* start *
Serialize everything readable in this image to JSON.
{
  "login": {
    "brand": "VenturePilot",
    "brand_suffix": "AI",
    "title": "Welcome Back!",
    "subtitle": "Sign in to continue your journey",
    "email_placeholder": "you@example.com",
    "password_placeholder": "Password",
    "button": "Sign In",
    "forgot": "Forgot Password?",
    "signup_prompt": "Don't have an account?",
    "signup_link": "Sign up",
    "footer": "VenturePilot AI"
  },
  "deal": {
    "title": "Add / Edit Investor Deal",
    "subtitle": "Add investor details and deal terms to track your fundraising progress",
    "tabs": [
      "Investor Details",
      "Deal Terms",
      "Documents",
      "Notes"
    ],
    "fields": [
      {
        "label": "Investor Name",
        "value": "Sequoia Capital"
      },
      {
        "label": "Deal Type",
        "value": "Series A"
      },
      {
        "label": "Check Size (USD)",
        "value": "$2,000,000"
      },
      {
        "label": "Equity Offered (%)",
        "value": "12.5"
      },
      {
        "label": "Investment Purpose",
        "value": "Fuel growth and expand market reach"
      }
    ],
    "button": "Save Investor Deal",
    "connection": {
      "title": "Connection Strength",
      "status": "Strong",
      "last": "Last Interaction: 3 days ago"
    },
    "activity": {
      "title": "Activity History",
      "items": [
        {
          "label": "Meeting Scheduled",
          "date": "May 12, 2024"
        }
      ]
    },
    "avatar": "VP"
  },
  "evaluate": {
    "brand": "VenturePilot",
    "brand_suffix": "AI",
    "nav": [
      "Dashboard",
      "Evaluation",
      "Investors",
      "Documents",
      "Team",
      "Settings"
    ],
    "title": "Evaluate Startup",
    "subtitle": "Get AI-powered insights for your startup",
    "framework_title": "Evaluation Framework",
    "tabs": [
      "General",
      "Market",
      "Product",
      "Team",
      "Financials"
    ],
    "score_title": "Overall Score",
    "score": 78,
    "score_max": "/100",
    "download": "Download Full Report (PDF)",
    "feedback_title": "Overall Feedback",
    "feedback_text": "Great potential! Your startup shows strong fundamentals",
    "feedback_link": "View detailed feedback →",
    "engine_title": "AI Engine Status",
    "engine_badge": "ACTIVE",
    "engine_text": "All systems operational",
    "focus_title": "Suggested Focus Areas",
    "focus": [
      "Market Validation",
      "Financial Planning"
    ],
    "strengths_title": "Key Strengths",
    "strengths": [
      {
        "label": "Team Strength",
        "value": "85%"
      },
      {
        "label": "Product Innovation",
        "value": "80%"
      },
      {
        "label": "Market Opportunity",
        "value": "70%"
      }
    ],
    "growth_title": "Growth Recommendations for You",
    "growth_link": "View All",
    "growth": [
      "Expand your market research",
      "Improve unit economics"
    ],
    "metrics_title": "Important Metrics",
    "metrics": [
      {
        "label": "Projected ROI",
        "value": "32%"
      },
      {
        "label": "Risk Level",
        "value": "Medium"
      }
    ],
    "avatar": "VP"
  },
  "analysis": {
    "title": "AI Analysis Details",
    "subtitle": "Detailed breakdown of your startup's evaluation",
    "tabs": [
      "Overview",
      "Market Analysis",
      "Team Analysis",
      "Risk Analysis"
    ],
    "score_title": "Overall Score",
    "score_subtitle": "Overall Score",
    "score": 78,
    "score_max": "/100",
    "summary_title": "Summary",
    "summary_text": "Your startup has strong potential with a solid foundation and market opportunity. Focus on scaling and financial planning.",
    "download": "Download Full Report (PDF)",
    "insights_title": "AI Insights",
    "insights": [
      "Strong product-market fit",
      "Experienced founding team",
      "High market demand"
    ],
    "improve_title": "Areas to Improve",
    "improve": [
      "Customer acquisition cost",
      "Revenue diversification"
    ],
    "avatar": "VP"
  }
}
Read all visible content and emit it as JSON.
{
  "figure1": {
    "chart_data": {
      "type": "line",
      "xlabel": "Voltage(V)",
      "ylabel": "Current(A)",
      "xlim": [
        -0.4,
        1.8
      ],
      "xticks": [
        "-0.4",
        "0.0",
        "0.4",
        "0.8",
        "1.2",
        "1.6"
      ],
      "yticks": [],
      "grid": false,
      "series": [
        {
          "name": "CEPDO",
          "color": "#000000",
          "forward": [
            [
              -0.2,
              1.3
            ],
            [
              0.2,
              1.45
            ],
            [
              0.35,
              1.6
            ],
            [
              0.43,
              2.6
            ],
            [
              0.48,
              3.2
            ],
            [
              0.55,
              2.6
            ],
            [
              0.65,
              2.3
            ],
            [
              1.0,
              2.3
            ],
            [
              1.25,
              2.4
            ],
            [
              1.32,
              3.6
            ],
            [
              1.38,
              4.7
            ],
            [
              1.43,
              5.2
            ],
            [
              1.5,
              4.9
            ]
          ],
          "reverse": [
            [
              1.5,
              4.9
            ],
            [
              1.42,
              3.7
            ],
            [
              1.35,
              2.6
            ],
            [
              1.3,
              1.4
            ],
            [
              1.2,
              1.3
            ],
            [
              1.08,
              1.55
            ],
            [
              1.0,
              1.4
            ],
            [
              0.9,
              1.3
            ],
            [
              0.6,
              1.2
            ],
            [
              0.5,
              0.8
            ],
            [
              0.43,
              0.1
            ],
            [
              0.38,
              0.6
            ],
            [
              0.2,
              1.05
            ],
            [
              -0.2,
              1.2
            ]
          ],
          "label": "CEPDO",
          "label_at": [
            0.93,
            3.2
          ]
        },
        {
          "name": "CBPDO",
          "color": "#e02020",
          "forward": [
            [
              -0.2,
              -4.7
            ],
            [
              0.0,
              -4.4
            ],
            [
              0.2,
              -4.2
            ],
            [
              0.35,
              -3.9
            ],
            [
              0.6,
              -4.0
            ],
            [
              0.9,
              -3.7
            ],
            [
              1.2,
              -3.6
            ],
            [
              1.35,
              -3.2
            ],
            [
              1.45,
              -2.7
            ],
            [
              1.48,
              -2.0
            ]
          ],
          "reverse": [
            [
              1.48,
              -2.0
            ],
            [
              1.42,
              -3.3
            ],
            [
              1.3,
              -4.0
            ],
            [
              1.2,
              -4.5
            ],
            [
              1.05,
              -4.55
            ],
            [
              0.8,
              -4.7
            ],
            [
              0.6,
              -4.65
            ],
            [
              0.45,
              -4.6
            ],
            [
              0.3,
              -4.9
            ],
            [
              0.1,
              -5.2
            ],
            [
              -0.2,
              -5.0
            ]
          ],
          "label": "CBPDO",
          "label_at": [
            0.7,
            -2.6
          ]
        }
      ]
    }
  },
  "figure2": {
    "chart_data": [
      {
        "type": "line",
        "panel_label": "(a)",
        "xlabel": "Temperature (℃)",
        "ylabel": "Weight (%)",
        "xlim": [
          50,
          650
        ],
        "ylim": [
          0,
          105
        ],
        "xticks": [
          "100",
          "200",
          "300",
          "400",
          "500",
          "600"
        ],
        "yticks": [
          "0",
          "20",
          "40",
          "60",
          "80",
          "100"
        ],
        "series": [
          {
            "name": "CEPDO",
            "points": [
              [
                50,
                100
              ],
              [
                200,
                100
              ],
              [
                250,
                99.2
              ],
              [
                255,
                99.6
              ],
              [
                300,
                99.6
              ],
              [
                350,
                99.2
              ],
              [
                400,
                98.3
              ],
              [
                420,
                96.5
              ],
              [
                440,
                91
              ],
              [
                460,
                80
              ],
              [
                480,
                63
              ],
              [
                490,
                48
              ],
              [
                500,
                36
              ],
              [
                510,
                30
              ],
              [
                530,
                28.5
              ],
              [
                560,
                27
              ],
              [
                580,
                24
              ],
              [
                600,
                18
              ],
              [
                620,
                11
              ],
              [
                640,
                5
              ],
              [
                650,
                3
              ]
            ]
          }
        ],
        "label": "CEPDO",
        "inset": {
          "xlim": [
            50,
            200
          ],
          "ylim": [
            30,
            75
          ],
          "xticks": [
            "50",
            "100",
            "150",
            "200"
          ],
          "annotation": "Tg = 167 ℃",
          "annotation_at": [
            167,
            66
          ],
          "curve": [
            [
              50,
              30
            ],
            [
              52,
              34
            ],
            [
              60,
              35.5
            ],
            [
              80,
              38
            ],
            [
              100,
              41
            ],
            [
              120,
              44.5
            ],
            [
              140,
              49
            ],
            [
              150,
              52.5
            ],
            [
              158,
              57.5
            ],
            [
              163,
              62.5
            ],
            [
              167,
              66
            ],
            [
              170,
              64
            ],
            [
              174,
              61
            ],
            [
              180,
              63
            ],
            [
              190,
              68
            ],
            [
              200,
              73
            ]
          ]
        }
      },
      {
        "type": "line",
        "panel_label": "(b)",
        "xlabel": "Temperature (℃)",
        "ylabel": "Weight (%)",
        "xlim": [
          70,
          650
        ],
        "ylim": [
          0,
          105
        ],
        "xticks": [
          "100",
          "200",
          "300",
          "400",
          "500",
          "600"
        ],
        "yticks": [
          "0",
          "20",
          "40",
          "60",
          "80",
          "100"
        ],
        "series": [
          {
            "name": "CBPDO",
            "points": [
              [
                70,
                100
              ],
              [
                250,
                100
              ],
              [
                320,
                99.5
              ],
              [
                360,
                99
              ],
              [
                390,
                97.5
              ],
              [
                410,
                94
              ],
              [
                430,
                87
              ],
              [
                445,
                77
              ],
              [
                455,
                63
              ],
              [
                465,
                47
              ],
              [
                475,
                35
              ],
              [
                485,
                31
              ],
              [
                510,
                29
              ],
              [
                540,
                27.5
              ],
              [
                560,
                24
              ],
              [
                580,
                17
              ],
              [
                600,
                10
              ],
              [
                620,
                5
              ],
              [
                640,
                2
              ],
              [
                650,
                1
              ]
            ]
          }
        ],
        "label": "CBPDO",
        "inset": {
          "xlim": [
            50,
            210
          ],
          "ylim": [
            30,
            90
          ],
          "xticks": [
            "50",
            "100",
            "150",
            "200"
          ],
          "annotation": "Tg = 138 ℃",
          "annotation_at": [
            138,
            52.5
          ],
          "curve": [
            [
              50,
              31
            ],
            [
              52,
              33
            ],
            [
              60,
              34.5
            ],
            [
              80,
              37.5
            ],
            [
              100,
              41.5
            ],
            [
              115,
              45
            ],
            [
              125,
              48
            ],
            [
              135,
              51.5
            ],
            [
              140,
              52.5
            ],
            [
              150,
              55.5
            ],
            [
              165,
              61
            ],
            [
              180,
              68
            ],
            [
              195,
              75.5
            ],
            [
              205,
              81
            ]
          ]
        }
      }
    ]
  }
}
* end *
Written problem
Go through the records and pull out each line that includes the word "CBPDO".

Task response
          "name": "CBPDO",
          "label": "CBPDO",
            "name": "CBPDO",
        "label": "CBPDO",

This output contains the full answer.